▸ Instructions to follow: Set out each line from the following listing that includes the word "JSON".

▸ Items from a data source:
====
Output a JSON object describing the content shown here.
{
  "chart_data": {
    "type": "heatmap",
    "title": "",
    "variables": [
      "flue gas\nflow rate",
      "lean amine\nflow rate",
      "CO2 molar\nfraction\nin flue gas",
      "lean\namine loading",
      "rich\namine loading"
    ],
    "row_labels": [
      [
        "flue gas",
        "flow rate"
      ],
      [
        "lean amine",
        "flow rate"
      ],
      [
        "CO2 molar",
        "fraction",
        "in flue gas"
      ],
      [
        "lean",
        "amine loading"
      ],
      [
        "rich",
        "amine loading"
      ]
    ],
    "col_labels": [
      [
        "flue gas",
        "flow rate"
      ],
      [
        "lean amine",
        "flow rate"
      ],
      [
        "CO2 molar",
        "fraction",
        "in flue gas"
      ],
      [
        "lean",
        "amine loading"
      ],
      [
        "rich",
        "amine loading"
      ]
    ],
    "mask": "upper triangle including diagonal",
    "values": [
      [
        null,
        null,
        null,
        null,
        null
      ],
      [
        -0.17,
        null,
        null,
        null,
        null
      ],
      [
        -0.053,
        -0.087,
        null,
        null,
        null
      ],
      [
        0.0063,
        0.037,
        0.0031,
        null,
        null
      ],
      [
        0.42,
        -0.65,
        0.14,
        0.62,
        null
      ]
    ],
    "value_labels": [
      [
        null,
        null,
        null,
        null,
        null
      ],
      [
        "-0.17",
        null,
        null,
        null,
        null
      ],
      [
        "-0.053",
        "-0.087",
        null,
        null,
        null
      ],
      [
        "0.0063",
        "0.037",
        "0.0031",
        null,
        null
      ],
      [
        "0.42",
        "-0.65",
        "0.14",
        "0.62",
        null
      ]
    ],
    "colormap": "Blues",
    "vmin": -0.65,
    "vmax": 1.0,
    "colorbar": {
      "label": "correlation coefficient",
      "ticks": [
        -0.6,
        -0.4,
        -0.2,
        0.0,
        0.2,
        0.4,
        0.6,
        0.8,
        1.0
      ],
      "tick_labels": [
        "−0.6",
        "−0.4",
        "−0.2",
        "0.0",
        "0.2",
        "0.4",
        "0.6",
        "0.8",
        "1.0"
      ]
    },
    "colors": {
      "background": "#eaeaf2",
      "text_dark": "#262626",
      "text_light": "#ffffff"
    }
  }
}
====
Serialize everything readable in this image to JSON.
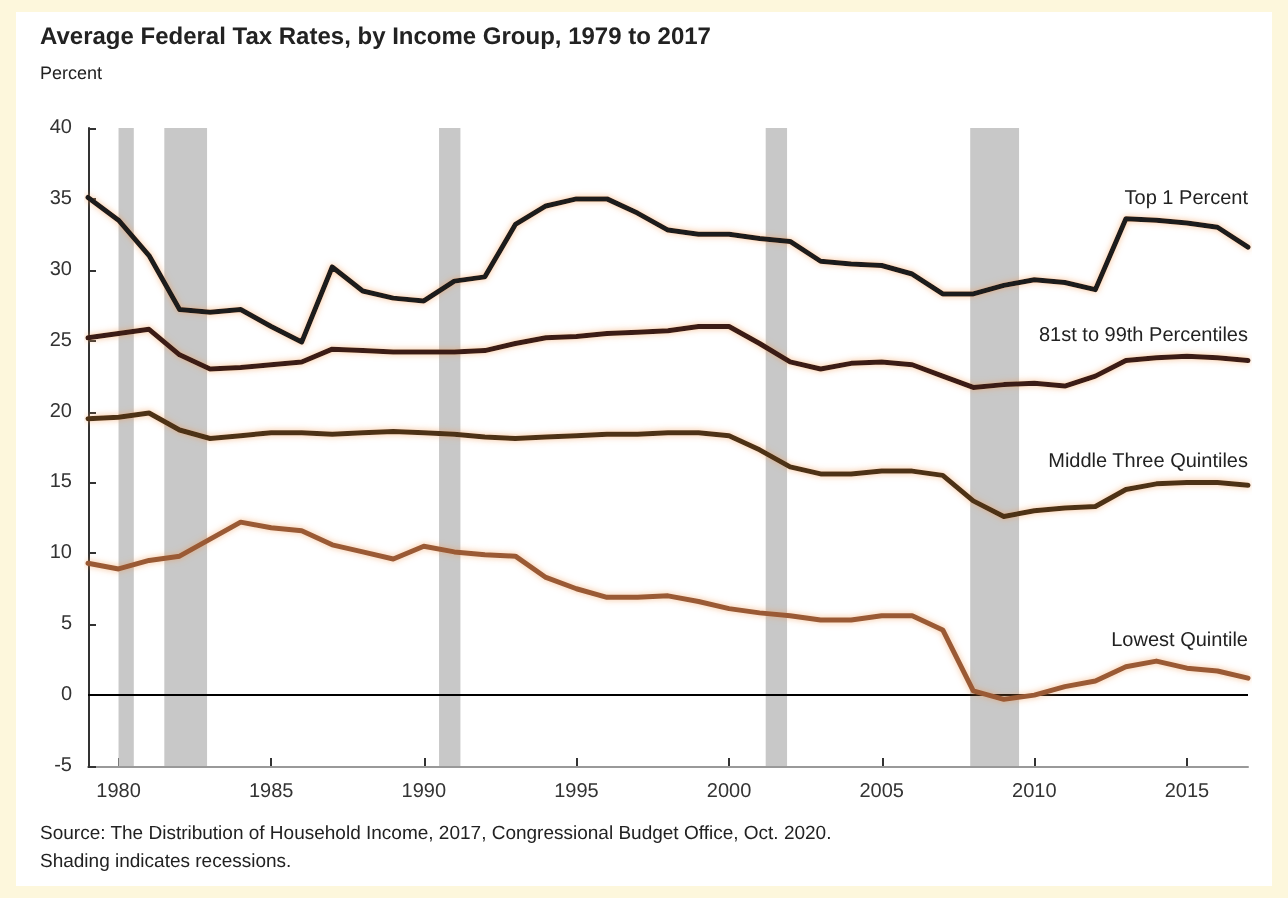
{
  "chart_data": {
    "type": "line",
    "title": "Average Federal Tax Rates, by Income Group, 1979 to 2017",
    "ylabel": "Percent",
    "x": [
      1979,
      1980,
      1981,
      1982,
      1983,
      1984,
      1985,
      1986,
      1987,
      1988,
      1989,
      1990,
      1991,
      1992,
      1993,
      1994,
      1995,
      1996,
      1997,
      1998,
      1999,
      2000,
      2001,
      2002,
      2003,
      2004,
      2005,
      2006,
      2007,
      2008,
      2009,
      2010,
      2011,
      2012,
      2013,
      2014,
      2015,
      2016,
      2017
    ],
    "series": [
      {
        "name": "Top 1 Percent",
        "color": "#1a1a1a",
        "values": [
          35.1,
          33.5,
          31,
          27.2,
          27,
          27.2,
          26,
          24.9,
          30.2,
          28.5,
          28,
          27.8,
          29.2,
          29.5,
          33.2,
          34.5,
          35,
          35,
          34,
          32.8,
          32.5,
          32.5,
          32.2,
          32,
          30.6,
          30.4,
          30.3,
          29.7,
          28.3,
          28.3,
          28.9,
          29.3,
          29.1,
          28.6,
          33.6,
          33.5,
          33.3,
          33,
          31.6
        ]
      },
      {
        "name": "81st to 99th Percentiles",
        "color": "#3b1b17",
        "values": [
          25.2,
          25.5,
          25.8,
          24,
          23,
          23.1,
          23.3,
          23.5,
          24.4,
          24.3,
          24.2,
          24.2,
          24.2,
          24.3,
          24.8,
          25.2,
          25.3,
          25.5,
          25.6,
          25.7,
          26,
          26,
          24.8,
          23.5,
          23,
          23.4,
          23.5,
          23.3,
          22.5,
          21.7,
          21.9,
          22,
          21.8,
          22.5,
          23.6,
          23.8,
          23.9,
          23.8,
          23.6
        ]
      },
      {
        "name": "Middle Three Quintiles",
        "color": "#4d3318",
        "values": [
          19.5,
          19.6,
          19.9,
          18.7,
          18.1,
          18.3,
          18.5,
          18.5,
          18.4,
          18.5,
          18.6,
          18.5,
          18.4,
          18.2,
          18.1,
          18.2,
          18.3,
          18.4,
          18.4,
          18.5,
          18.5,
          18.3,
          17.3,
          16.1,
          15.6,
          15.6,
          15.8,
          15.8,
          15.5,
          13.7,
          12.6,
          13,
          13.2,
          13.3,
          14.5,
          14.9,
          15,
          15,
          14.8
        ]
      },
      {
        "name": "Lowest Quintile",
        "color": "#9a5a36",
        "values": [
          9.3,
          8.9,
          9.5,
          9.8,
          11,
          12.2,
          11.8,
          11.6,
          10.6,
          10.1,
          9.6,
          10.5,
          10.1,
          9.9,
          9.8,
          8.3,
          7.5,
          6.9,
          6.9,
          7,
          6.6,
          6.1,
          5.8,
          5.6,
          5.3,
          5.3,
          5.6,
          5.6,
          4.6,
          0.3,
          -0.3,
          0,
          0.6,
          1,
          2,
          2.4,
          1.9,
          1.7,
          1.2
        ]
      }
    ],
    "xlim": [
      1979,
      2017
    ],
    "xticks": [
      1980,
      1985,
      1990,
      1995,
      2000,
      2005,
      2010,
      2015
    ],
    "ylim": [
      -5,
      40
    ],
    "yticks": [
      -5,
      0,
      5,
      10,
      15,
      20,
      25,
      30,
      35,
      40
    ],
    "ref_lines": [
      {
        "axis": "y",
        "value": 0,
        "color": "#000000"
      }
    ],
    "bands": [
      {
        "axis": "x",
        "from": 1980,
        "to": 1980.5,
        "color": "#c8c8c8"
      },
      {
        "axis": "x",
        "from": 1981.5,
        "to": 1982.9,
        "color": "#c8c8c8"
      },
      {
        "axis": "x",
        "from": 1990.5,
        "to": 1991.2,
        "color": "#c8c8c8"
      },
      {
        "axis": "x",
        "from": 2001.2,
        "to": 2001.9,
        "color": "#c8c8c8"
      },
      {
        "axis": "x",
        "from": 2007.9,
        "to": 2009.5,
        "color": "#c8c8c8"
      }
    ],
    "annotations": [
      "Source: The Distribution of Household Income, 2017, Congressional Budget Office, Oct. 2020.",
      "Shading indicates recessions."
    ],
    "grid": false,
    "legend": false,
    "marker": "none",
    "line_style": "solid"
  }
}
====
▸ Response to this task:
Output a JSON object describing the content shown here.
Serialize everything readable in this image to JSON.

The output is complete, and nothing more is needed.